* To do
Each record below must be written out again in exactly the same form.

* Transcription dataset entries

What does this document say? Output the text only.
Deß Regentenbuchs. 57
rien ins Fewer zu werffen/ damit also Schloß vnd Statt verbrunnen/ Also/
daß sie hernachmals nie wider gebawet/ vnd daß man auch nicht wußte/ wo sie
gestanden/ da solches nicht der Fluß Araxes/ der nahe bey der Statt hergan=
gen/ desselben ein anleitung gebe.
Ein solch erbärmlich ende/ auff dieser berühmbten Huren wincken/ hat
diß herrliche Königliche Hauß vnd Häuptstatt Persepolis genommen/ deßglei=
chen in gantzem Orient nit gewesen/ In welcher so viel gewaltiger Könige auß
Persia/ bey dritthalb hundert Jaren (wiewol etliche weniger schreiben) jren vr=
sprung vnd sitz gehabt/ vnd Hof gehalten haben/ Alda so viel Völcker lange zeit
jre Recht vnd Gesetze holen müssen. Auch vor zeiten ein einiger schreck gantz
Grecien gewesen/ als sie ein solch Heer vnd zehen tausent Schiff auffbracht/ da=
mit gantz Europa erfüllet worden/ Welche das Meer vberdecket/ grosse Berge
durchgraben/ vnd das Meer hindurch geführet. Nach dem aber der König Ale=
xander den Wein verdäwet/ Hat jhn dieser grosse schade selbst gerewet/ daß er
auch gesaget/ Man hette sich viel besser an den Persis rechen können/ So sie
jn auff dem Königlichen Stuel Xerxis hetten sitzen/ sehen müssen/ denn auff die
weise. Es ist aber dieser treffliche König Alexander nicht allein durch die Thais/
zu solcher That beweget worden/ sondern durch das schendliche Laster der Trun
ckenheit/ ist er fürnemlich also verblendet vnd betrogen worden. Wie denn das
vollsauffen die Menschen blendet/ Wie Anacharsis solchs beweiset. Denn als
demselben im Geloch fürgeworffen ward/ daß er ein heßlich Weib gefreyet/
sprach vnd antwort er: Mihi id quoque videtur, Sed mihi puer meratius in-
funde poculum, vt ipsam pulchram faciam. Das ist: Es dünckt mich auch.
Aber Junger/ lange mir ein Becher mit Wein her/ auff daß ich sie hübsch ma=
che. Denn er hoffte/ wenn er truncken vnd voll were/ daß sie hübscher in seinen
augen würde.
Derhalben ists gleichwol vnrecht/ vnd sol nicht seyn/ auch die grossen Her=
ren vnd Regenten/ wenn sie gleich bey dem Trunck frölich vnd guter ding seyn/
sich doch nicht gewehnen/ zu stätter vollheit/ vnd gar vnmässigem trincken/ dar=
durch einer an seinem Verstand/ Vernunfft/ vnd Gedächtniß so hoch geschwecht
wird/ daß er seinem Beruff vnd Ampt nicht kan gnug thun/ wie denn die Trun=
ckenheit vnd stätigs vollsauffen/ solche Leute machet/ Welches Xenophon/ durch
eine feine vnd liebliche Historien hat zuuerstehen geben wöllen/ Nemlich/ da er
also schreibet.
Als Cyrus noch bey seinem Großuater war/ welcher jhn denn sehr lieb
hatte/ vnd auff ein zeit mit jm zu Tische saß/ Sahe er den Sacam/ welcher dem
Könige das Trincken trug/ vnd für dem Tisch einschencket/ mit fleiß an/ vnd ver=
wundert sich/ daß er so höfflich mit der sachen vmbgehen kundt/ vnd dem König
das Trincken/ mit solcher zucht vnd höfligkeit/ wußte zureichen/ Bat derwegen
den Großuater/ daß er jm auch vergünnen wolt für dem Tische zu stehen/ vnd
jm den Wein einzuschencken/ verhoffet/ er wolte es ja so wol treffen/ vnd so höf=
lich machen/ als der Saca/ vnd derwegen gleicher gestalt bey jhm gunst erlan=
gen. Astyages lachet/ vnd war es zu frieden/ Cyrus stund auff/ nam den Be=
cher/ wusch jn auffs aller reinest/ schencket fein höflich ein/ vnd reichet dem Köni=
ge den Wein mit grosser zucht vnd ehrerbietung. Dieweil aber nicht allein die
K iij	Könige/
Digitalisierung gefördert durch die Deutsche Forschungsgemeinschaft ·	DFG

* Response
What does this document say? Output the text only.
Deß Regentenbuchs. 57
rien ins Fewer zu werffen/ damit also Schloß vnd Statt verbrunnen/ Also/
daß sie hernachmals nie wider gebawet/ vnd daß man auch nicht wußte/ wo sie
gestanden/ da solches nicht der Fluß Araxes/ der nahe bey der Statt hergan=
gen/ desselben ein anleitung gebe.
Ein solch erbärmlich ende/ auff dieser berühmbten Huren wincken/ hat
diß herrliche Königliche Hauß vnd Häuptstatt Persepolis genommen/ deßglei=
chen in gantzem Orient nit gewesen/ In welcher so viel gewaltiger Könige auß
Persia/ bey dritthalb hundert Jaren (wiewol etliche weniger schreiben) jren vr=
sprung vnd sitz gehabt/ vnd Hof gehalten haben/ Alda so viel Völcker lange zeit
jre Recht vnd Gesetze holen müssen. Auch vor zeiten ein einiger schreck gantz
Grecien gewesen/ als sie ein solch Heer vnd zehen tausent Schiff auffbracht/ da=
mit gantz Europa erfüllet worden/ Welche das Meer vberdecket/ grosse Berge
durchgraben/ vnd das Meer hindurch geführet. Nach dem aber der König Ale=
xander den Wein verdäwet/ Hat jhn dieser grosse schade selbst gerewet/ daß er
auch gesaget/ Man hette sich viel besser an den Persis rechen können/ So sie
jn auff dem Königlichen Stuel Xerxis hetten sitzen/ sehen müssen/ denn auff die
weise. Es ist aber dieser treffliche König Alexander nicht allein durch die Thais/
zu solcher That beweget worden/ sondern durch das schendliche Laster der Trun
ckenheit/ ist er fürnemlich also verblendet vnd betrogen worden. Wie denn das
vollsauffen die Menschen blendet/ Wie Anacharsis solchs beweiset. Denn als
demselben im Geloch fürgeworffen ward/ daß er ein heßlich Weib gefreyet/
sprach vnd antwort er: Mihi id quoque videtur, Sed mihi puer meratius in-
funde poculum, vt ipsam pulchram faciam. Das ist: Es dünckt mich auch.
Aber Junger/ lange mir ein Becher mit Wein her/ auff daß ich sie hübsch ma=
che. Denn er hoffte/ wenn er truncken vnd voll were/ daß sie hübscher in seinen
augen würde.
Derhalben ists gleichwol vnrecht/ vnd sol nicht seyn/ auch die grossen Her=
ren vnd Regenten/ wenn sie gleich bey dem Trunck frölich vnd guter ding seyn/
sich doch nicht gewehnen/ zu stätter vollheit/ vnd gar vnmässigem trincken/ dar=
durch einer an seinem Verstand/ Vernunfft/ vnd Gedächtniß so hoch geschwecht
wird/ daß er seinem Beruff vnd Ampt nicht kan gnug thun/ wie denn die Trun=
ckenheit vnd stätigs vollsauffen/ solche Leute machet/ Welches Xenophon/ durch
eine feine vnd liebliche Historien hat zuuerstehen geben wöllen/ Nemlich/ da er
also schreibet.
Als Cyrus noch bey seinem Großuater war/ welcher jhn denn sehr lieb
hatte/ vnd auff ein zeit mit jm zu Tische saß/ Sahe er den Sacam/ welcher dem
Könige das Trincken trug/ vnd für dem Tisch einschencket/ mit fleiß an/ vnd ver=
wundert sich/ daß er so höfflich mit der sachen vmbgehen kundt/ vnd dem König
das Trincken/ mit solcher zucht vnd höfligkeit/ wußte zureichen/ Bat derwegen
den Großuater/ daß er jm auch vergünnen wolt für dem Tische zu stehen/ vnd
jm den Wein einzuschencken/ verhoffet/ er wolte es ja so wol treffen/ vnd so höf=
lich machen/ als der Saca/ vnd derwegen gleicher gestalt bey jhm gunst erlan=
gen. Astyages lachet/ vnd war es zu frieden/ Cyrus stund auff/ nam den Be=
cher/ wusch jn auffs aller reinest/ schencket fein höflich ein/ vnd reichet dem Köni=
ge den Wein mit grosser zucht vnd ehrerbietung. Dieweil aber nicht allein die
K iij	Könige/
Digitalisierung gefördert durch die Deutsche Forschungsgemeinschaft ·	DFG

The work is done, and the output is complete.